WORK TO DO »
A. From the Dreamtime article below, write out the part that opens with the words containing "Dreamtime is a" and closes with "and the video.".
B. Answer these questions using the Dreamtime article below.
(i) Who co-wrote the single with Daryl Hall?
(ii) What was its peak position on the Billboard Hot 100?
(iii) How long is the original recording?

QUOTED PASSAGE »
--- START ---
Dreamtime is a single from singer/songwriter Daryl Hall (part of pop-rock duo Hall & Oates). Co-written by John Beeby, it was issued prior to the release of his second solo album, Three Hearts in the Happy Ending Machine.

It was his biggest hit as a solo performer, climbing the Billboard Hot 100 to peak at number 5 in October 1986 and reached #3 on the Radio & Records CHR/Pop Airplay chart on September 9, 1986 for one week and remained on the chart for twelve weeks. The hit helped drive its parent album up the charts to peak at number 29.

Formatting
The original recording is 4:45 in length. The music video extends the track length to 5:12.  Aside from some ad-libs near the video version's fade-out, there is little difference between the album version and the video.
--- END ---
COLLECTED DATA »
--- START ---
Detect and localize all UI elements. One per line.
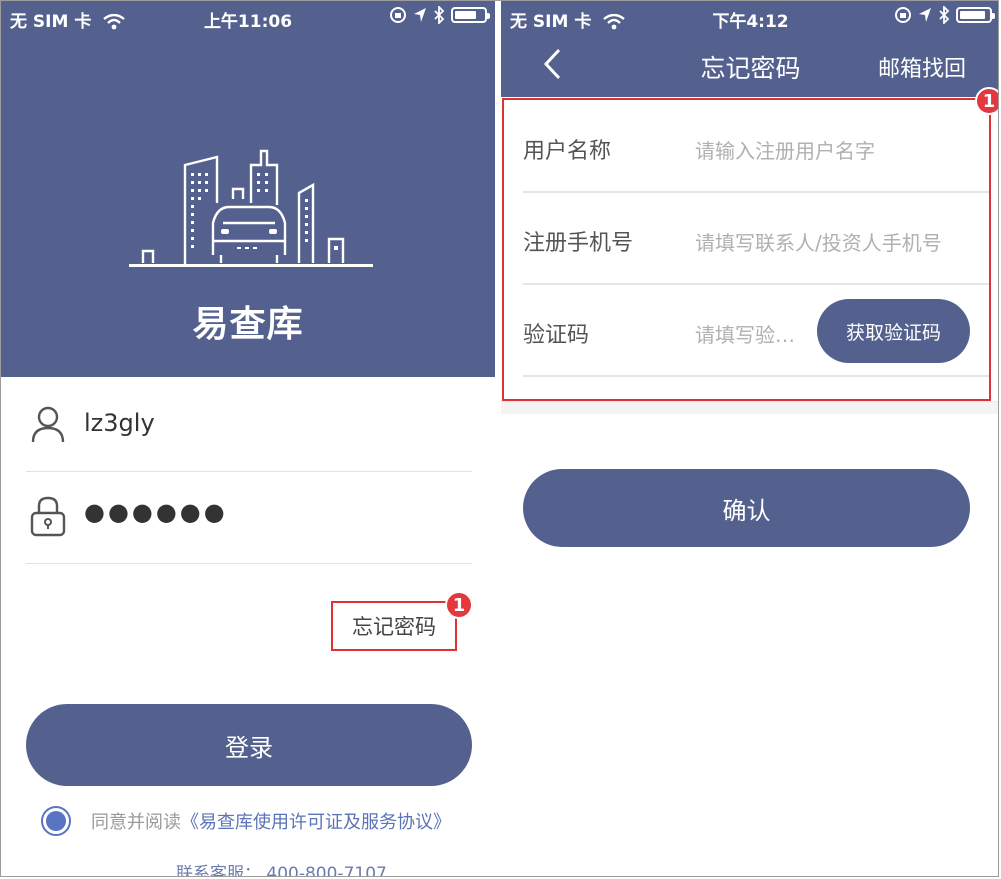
--- END ---
RESPONSES TO THE EXERCISE »
A.
Dreamtime is a single from singer/songwriter Daryl Hall (part of pop-rock duo Hall & Oates). Co-written by John Beeby, it was issued prior to the release of his second solo album, Three Hearts in the Happy Ending Machine.

It was his biggest hit as a solo performer, climbing the Billboard Hot 100 to peak at number 5 in October 1986 and reached #3 on the Radio & Records CHR/Pop Airplay chart on September 9, 1986 for one week and remained on the chart for twelve weeks. The hit helped drive its parent album up the charts to peak at number 29.

Formatting
The original recording is 4:45 in length. The music video extends the track length to 5:12.  Aside from some ad-libs near the video version's fade-out, there is little difference between the album version and the video.

B.
(i) John Beeby
(ii) Number 5
(iii) 4:45